- **Data for this task**:

>> BEGIN

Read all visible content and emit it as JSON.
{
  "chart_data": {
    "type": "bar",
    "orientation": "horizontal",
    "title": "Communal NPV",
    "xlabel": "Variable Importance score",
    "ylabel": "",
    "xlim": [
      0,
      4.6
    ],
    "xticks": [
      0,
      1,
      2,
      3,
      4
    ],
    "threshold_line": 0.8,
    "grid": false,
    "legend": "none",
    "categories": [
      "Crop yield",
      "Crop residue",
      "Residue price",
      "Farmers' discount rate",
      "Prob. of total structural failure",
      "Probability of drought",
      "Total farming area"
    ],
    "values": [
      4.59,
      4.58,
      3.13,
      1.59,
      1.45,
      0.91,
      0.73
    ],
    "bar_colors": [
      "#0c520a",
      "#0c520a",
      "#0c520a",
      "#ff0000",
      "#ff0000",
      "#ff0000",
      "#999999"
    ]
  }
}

>> END
>> BEGIN

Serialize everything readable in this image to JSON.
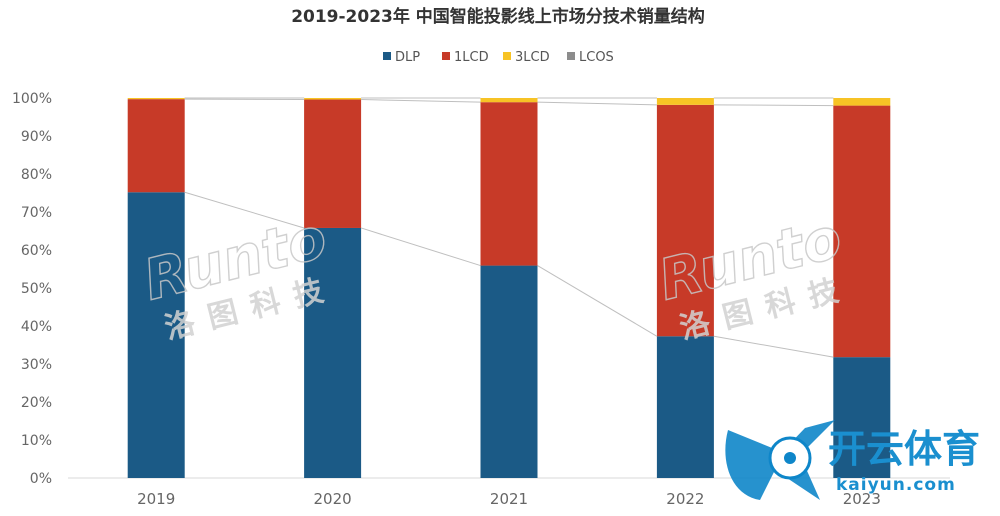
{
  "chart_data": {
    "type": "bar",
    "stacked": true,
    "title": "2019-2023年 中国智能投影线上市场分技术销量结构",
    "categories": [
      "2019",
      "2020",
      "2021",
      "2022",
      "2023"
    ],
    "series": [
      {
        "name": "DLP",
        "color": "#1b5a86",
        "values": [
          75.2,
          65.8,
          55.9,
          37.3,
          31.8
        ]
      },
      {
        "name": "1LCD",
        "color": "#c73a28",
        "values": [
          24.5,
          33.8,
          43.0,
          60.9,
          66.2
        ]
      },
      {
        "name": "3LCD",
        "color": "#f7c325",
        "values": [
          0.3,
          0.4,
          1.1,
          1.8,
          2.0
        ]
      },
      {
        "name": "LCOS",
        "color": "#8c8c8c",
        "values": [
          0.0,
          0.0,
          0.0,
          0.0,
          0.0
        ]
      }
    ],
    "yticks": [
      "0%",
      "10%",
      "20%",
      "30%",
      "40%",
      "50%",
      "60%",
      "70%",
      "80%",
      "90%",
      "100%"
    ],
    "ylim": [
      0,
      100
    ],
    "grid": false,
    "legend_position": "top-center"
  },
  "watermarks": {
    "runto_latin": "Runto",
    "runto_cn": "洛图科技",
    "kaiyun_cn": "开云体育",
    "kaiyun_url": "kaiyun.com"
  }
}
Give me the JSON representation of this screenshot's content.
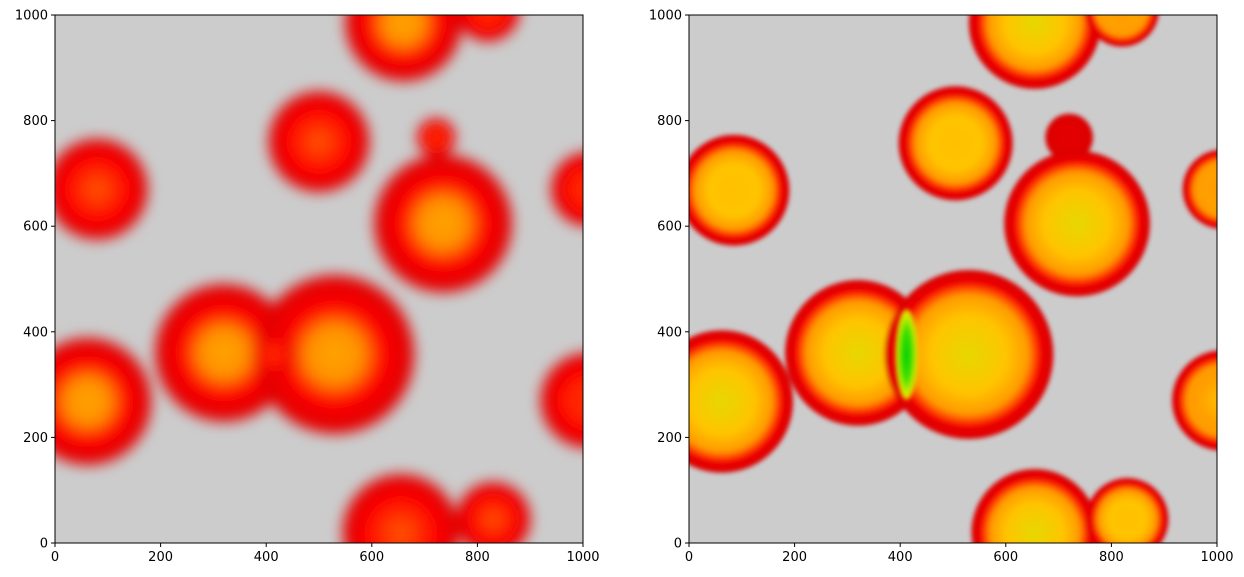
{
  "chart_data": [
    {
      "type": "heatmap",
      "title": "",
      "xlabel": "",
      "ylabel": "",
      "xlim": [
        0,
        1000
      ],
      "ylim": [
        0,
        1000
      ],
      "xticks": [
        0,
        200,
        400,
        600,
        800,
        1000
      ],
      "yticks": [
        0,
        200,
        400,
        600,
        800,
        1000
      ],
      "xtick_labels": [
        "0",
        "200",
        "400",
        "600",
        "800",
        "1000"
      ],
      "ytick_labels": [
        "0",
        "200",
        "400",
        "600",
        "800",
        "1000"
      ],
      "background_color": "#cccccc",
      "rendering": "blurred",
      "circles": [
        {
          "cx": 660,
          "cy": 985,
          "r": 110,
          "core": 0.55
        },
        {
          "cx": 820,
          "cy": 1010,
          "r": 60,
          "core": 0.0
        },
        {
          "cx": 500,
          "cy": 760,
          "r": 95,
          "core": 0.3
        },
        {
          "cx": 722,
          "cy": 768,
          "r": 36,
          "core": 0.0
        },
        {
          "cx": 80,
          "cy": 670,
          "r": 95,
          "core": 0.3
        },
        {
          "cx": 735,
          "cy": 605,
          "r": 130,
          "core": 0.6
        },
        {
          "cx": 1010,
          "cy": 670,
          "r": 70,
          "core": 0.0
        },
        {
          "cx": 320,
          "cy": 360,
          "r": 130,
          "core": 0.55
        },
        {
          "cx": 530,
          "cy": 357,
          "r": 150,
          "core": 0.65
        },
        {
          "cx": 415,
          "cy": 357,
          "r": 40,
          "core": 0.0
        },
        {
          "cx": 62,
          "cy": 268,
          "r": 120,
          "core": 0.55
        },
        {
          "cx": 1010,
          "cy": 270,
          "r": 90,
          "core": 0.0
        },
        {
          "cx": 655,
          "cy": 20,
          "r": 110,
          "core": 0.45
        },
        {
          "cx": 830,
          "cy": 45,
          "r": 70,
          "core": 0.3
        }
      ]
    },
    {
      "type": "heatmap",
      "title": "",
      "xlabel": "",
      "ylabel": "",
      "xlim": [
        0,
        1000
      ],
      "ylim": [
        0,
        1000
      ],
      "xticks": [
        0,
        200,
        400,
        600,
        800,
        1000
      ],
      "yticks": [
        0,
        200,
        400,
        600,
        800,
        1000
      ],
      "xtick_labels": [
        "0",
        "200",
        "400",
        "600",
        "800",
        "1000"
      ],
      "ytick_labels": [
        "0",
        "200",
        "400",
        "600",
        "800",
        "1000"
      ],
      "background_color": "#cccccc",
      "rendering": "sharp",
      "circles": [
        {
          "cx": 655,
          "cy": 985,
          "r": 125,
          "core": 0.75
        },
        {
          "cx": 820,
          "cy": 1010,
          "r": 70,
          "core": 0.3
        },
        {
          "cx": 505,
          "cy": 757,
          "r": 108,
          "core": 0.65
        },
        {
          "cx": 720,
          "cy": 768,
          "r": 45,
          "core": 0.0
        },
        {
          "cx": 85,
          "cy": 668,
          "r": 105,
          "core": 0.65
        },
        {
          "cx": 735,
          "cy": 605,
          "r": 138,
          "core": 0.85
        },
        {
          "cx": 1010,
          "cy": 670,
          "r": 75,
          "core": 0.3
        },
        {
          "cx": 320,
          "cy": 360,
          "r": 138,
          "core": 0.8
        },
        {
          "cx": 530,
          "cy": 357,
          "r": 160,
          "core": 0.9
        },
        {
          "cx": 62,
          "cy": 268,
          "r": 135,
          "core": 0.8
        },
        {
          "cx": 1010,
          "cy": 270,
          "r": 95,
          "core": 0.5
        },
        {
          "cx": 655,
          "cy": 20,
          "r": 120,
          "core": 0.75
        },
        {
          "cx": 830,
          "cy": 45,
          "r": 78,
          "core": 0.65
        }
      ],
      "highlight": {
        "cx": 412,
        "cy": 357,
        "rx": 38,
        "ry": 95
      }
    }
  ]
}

>> END

- **Set task**: Reply with one number only: how many lines of the listing hold "name"?

- **Solved problem**: 4